(Challenge)
Below are some records: retype them all exactly, but not the pictures.

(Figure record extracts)
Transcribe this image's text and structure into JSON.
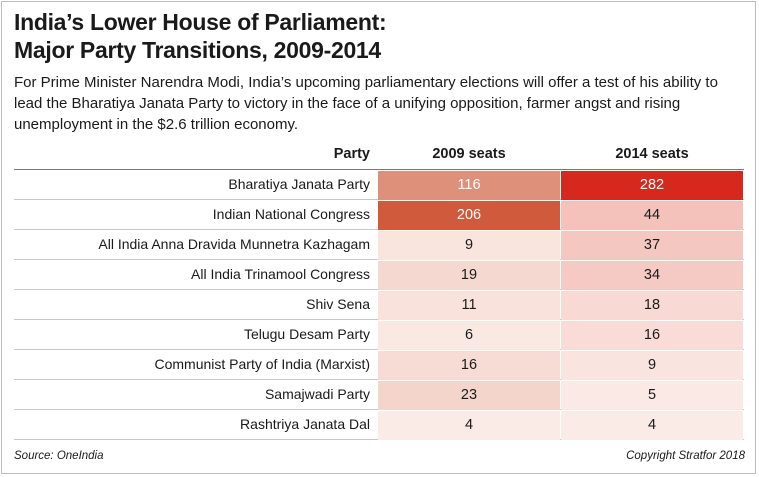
{
  "title_line1": "India’s Lower House of Parliament:",
  "title_line2": "Major Party Transitions, 2009-2014",
  "subtitle": "For Prime Minister Narendra Modi, India’s upcoming parliamentary elections will offer a test of his ability to lead the Bharatiya Janata Party to victory in the face of a unifying opposition, farmer angst and rising unemployment in the $2.6 trillion economy.",
  "source": "Source: OneIndia",
  "copyright": "Copyright Stratfor 2018",
  "heat_colors": {
    "low": "#fdf3ef",
    "high_2009": "#cf5a3c",
    "high_2014": "#d7281e"
  },
  "chart_data": {
    "type": "table",
    "columns": [
      "Party",
      "2009 seats",
      "2014 seats"
    ],
    "rows": [
      {
        "party": "Bharatiya Janata Party",
        "seats_2009": 116,
        "seats_2014": 282
      },
      {
        "party": "Indian National Congress",
        "seats_2009": 206,
        "seats_2014": 44
      },
      {
        "party": "All India Anna Dravida Munnetra Kazhagam",
        "seats_2009": 9,
        "seats_2014": 37
      },
      {
        "party": "All India Trinamool Congress",
        "seats_2009": 19,
        "seats_2014": 34
      },
      {
        "party": "Shiv Sena",
        "seats_2009": 11,
        "seats_2014": 18
      },
      {
        "party": "Telugu Desam Party",
        "seats_2009": 6,
        "seats_2014": 16
      },
      {
        "party": "Communist Party of India (Marxist)",
        "seats_2009": 16,
        "seats_2014": 9
      },
      {
        "party": "Samajwadi Party",
        "seats_2009": 23,
        "seats_2014": 5
      },
      {
        "party": "Rashtriya Janata Dal",
        "seats_2009": 4,
        "seats_2014": 4
      }
    ]
  }
}
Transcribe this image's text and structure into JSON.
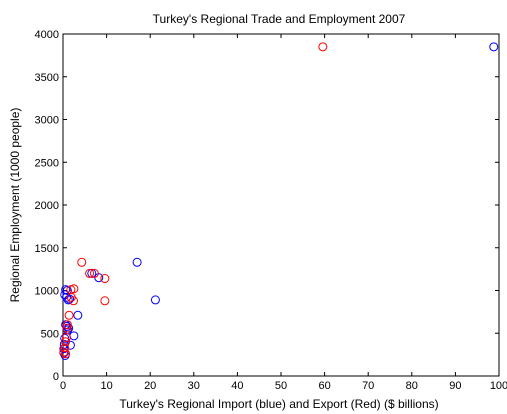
{
  "chart_data": {
    "type": "scatter",
    "title": "Turkey's Regional Trade and Employment 2007",
    "xlabel": "Turkey's Regional Import (blue) and Export (Red) ($ billions)",
    "ylabel": "Regional Employment (1000 people)",
    "xlim": [
      0,
      100
    ],
    "ylim": [
      0,
      4000
    ],
    "xticks": [
      0,
      10,
      20,
      30,
      40,
      50,
      60,
      70,
      80,
      90,
      100
    ],
    "yticks": [
      0,
      500,
      1000,
      1500,
      2000,
      2500,
      3000,
      3500,
      4000
    ],
    "grid": false,
    "marker": "circle-open",
    "series": [
      {
        "color": "#0000ff",
        "points": [
          [
            98.8,
            3850
          ],
          [
            17.0,
            1330
          ],
          [
            21.2,
            890
          ],
          [
            8.2,
            1150
          ],
          [
            6.6,
            1200
          ],
          [
            3.4,
            710
          ],
          [
            2.5,
            470
          ],
          [
            1.7,
            360
          ],
          [
            1.0,
            1000
          ],
          [
            0.6,
            1010
          ],
          [
            0.4,
            950
          ],
          [
            0.8,
            920
          ],
          [
            1.2,
            890
          ],
          [
            0.9,
            580
          ],
          [
            1.3,
            560
          ],
          [
            0.6,
            600
          ],
          [
            0.4,
            440
          ],
          [
            0.3,
            370
          ],
          [
            0.2,
            320
          ],
          [
            0.2,
            270
          ],
          [
            0.5,
            240
          ],
          [
            1.5,
            900
          ],
          [
            1.1,
            540
          ]
        ]
      },
      {
        "color": "#ff0000",
        "points": [
          [
            59.6,
            3850
          ],
          [
            4.3,
            1330
          ],
          [
            6.1,
            1200
          ],
          [
            7.2,
            1200
          ],
          [
            9.6,
            1140
          ],
          [
            9.6,
            880
          ],
          [
            2.5,
            1020
          ],
          [
            1.8,
            1010
          ],
          [
            2.4,
            880
          ],
          [
            1.9,
            920
          ],
          [
            1.4,
            710
          ],
          [
            1.0,
            600
          ],
          [
            0.9,
            560
          ],
          [
            0.8,
            450
          ],
          [
            0.6,
            400
          ],
          [
            0.4,
            330
          ],
          [
            0.6,
            260
          ],
          [
            0.2,
            280
          ]
        ]
      }
    ]
  }
}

(The output)
Transcribe this image's text and structure into JSON.
{
  "title_line1": "India’s Lower House of Parliament:",
  "title_line2": "Major Party Transitions, 2009-2014",
  "subtitle": "For Prime Minister Narendra Modi, India’s upcoming parliamentary elections will offer a test of his ability to lead the Bharatiya Janata Party to victory in the face of a unifying opposition, farmer angst and rising unemployment in the $2.6 trillion economy.",
  "source": "Source: OneIndia",
  "copyright": "Copyright Stratfor 2018",
  "heat_colors": {
    "low": "#fdf3ef",
    "high_2009": "#cf5a3c",
    "high_2014": "#d7281e"
  },
  "chart_data": {
    "type": "table",
    "columns": [
      "Party",
      "2009 seats",
      "2014 seats"
    ],
    "rows": [
      {
        "party": "Bharatiya Janata Party",
        "seats_2009": 116,
        "seats_2014": 282
      },
      {
        "party": "Indian National Congress",
        "seats_2009": 206,
        "seats_2014": 44
      },
      {
        "party": "All India Anna Dravida Munnetra Kazhagam",
        "seats_2009": 9,
        "seats_2014": 37
      },
      {
        "party": "All India Trinamool Congress",
        "seats_2009": 19,
        "seats_2014": 34
      },
      {
        "party": "Shiv Sena",
        "seats_2009": 11,
        "seats_2014": 18
      },
      {
        "party": "Telugu Desam Party",
        "seats_2009": 6,
        "seats_2014": 16
      },
      {
        "party": "Communist Party of India (Marxist)",
        "seats_2009": 16,
        "seats_2014": 9
      },
      {
        "party": "Samajwadi Party",
        "seats_2009": 23,
        "seats_2014": 5
      },
      {
        "party": "Rashtriya Janata Dal",
        "seats_2009": 4,
        "seats_2014": 4
      }
    ]
  }
}
Transcribe this image's text and structure into JSON.
{
  "chart_data": {
    "type": "scatter",
    "title": "Turkey's Regional Trade and Employment 2007",
    "xlabel": "Turkey's Regional Import (blue) and Export (Red) ($ billions)",
    "ylabel": "Regional Employment (1000 people)",
    "xlim": [
      0,
      100
    ],
    "ylim": [
      0,
      4000
    ],
    "xticks": [
      0,
      10,
      20,
      30,
      40,
      50,
      60,
      70,
      80,
      90,
      100
    ],
    "yticks": [
      0,
      500,
      1000,
      1500,
      2000,
      2500,
      3000,
      3500,
      4000
    ],
    "grid": false,
    "marker": "circle-open",
    "series": [
      {
        "color": "#0000ff",
        "points": [
          [
            98.8,
            3850
          ],
          [
            17.0,
            1330
          ],
          [
            21.2,
            890
          ],
          [
            8.2,
            1150
          ],
          [
            6.6,
            1200
          ],
          [
            3.4,
            710
          ],
          [
            2.5,
            470
          ],
          [
            1.7,
            360
          ],
          [
            1.0,
            1000
          ],
          [
            0.6,
            1010
          ],
          [
            0.4,
            950
          ],
          [
            0.8,
            920
          ],
          [
            1.2,
            890
          ],
          [
            0.9,
            580
          ],
          [
            1.3,
            560
          ],
          [
            0.6,
            600
          ],
          [
            0.4,
            440
          ],
          [
            0.3,
            370
          ],
          [
            0.2,
            320
          ],
          [
            0.2,
            270
          ],
          [
            0.5,
            240
          ],
          [
            1.5,
            900
          ],
          [
            1.1,
            540
          ]
        ]
      },
      {
        "color": "#ff0000",
        "points": [
          [
            59.6,
            3850
          ],
          [
            4.3,
            1330
          ],
          [
            6.1,
            1200
          ],
          [
            7.2,
            1200
          ],
          [
            9.6,
            1140
          ],
          [
            9.6,
            880
          ],
          [
            2.5,
            1020
          ],
          [
            1.8,
            1010
          ],
          [
            2.4,
            880
          ],
          [
            1.9,
            920
          ],
          [
            1.4,
            710
          ],
          [
            1.0,
            600
          ],
          [
            0.9,
            560
          ],
          [
            0.8,
            450
          ],
          [
            0.6,
            400
          ],
          [
            0.4,
            330
          ],
          [
            0.6,
            260
          ],
          [
            0.2,
            280
          ]
        ]
      }
    ]
  }
}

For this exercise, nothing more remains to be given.